* _The request_:
Leave out the pictures and copy each record below exactly.

* _Data lines_:
━━━━━━━━

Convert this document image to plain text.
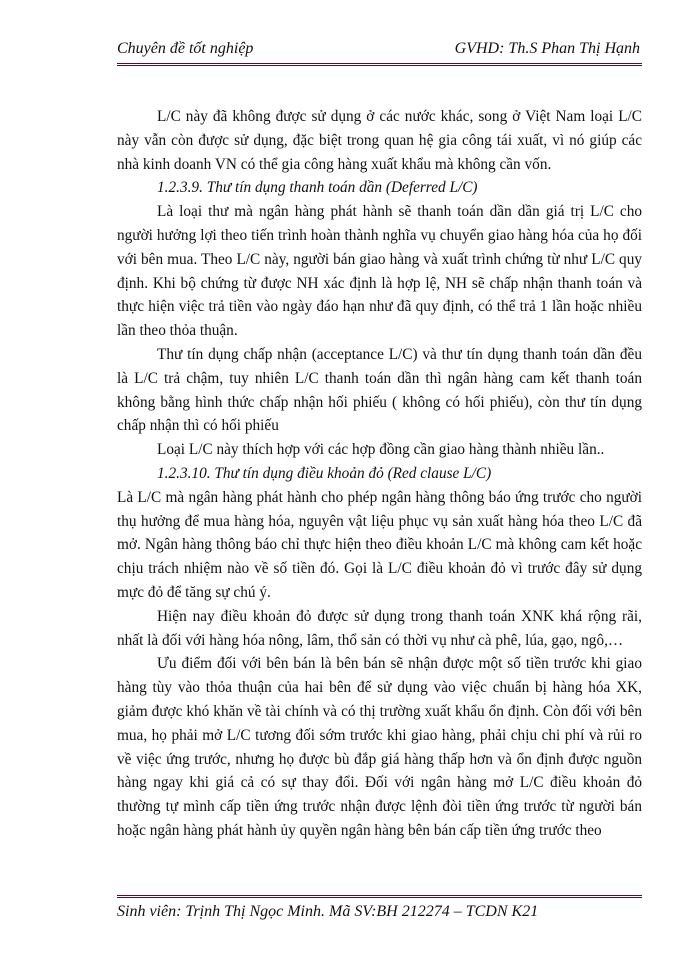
Chuyên đề tốt nghiệp	GVHD: Th.S Phan Thị Hạnh

L/C này đã không được sử dụng ở các nước khác, song ở Việt Nam loại L/C này vẫn còn được sử dụng, đặc biệt trong quan hệ gia công tái xuất, vì nó giúp các nhà kinh doanh VN có thể gia công hàng xuất khẩu mà không cần vốn.

1.2.3.9. Thư tín dụng thanh toán dần (Deferred L/C)

Là loại thư mà ngân hàng phát hành sẽ thanh toán dần dần giá trị L/C cho người hưởng lợi theo tiến trình hoàn thành nghĩa vụ chuyển giao hàng hóa của họ đối với bên mua. Theo L/C này, người bán giao hàng và xuất trình chứng từ như L/C quy định. Khi bộ chứng từ được NH xác định là hợp lệ, NH sẽ chấp nhận thanh toán và thực hiện việc trả tiền vào ngày đáo hạn như đã quy định, có thể trả 1 lần hoặc nhiều lần theo thỏa thuận.

Thư tín dụng chấp nhận (acceptance L/C) và thư tín dụng thanh toán dần đều là L/C trả chậm, tuy nhiên L/C thanh toán dần thì ngân hàng cam kết thanh toán không bằng hình thức chấp nhận hối phiếu ( không có hối phiếu), còn thư tín dụng chấp nhận thì có hối phiếu

Loại L/C này thích hợp với các hợp đồng cần giao hàng thành nhiều lần..

1.2.3.10. Thư tín dụng điều khoản đỏ (Red clause L/C)

Là L/C mà ngân hàng phát hành cho phép ngân hàng thông báo ứng trước cho người thụ hưởng để mua hàng hóa, nguyên vật liệu phục vụ sản xuất hàng hóa theo L/C đã mở. Ngân hàng thông báo chỉ thực hiện theo điều khoản L/C mà không cam kết hoặc chịu trách nhiệm nào về số tiền đó. Gọi là L/C điều khoản đỏ vì trước đây sử dụng mực đỏ để tăng sự chú ý.

Hiện nay điều khoản đỏ được sử dụng trong thanh toán XNK khá rộng rãi, nhất là đối với hàng hóa nông, lâm, thổ sản có thời vụ như cà phê, lúa, gạo, ngô,…

Ưu điểm đối với bên bán là bên bán sẽ nhận được một số tiền trước khi giao hàng tùy vào thỏa thuận của hai bên để sử dụng vào việc chuẩn bị hàng hóa XK, giảm được khó khăn về tài chính và có thị trường xuất khẩu ổn định. Còn đối với bên mua, họ phải mở L/C tương đối sớm trước khi giao hàng, phải chịu chi phí và rủi ro về việc ứng trước, nhưng họ được bù đắp giá hàng thấp hơn và ổn định được nguồn hàng ngay khi giá cả có sự thay đổi. Đối với ngân hàng mở L/C điều khoản đỏ thường tự mình cấp tiền ứng trước nhận được lệnh đòi tiền ứng trước từ người bán hoặc ngân hàng phát hành ủy quyền ngân hàng bên bán cấp tiền ứng trước theo

Sinh viên: Trịnh Thị Ngọc Minh. Mã SV:BH 212274 – TCDN K21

━━━━━━━━

* _Solution below_:
Convert this document image to plain text.
Chuyên đề tốt nghiệp	GVHD: Th.S Phan Thị Hạnh

L/C này đã không được sử dụng ở các nước khác, song ở Việt Nam loại L/C này vẫn còn được sử dụng, đặc biệt trong quan hệ gia công tái xuất, vì nó giúp các nhà kinh doanh VN có thể gia công hàng xuất khẩu mà không cần vốn.

1.2.3.9. Thư tín dụng thanh toán dần (Deferred L/C)

Là loại thư mà ngân hàng phát hành sẽ thanh toán dần dần giá trị L/C cho người hưởng lợi theo tiến trình hoàn thành nghĩa vụ chuyển giao hàng hóa của họ đối với bên mua. Theo L/C này, người bán giao hàng và xuất trình chứng từ như L/C quy định. Khi bộ chứng từ được NH xác định là hợp lệ, NH sẽ chấp nhận thanh toán và thực hiện việc trả tiền vào ngày đáo hạn như đã quy định, có thể trả 1 lần hoặc nhiều lần theo thỏa thuận.

Thư tín dụng chấp nhận (acceptance L/C) và thư tín dụng thanh toán dần đều là L/C trả chậm, tuy nhiên L/C thanh toán dần thì ngân hàng cam kết thanh toán không bằng hình thức chấp nhận hối phiếu ( không có hối phiếu), còn thư tín dụng chấp nhận thì có hối phiếu

Loại L/C này thích hợp với các hợp đồng cần giao hàng thành nhiều lần..

1.2.3.10. Thư tín dụng điều khoản đỏ (Red clause L/C)

Là L/C mà ngân hàng phát hành cho phép ngân hàng thông báo ứng trước cho người thụ hưởng để mua hàng hóa, nguyên vật liệu phục vụ sản xuất hàng hóa theo L/C đã mở. Ngân hàng thông báo chỉ thực hiện theo điều khoản L/C mà không cam kết hoặc chịu trách nhiệm nào về số tiền đó. Gọi là L/C điều khoản đỏ vì trước đây sử dụng mực đỏ để tăng sự chú ý.

Hiện nay điều khoản đỏ được sử dụng trong thanh toán XNK khá rộng rãi, nhất là đối với hàng hóa nông, lâm, thổ sản có thời vụ như cà phê, lúa, gạo, ngô,…

Ưu điểm đối với bên bán là bên bán sẽ nhận được một số tiền trước khi giao hàng tùy vào thỏa thuận của hai bên để sử dụng vào việc chuẩn bị hàng hóa XK, giảm được khó khăn về tài chính và có thị trường xuất khẩu ổn định. Còn đối với bên mua, họ phải mở L/C tương đối sớm trước khi giao hàng, phải chịu chi phí và rủi ro về việc ứng trước, nhưng họ được bù đắp giá hàng thấp hơn và ổn định được nguồn hàng ngay khi giá cả có sự thay đổi. Đối với ngân hàng mở L/C điều khoản đỏ thường tự mình cấp tiền ứng trước nhận được lệnh đòi tiền ứng trước từ người bán hoặc ngân hàng phát hành ủy quyền ngân hàng bên bán cấp tiền ứng trước theo

Sinh viên: Trịnh Thị Ngọc Minh. Mã SV:BH 212274 – TCDN K21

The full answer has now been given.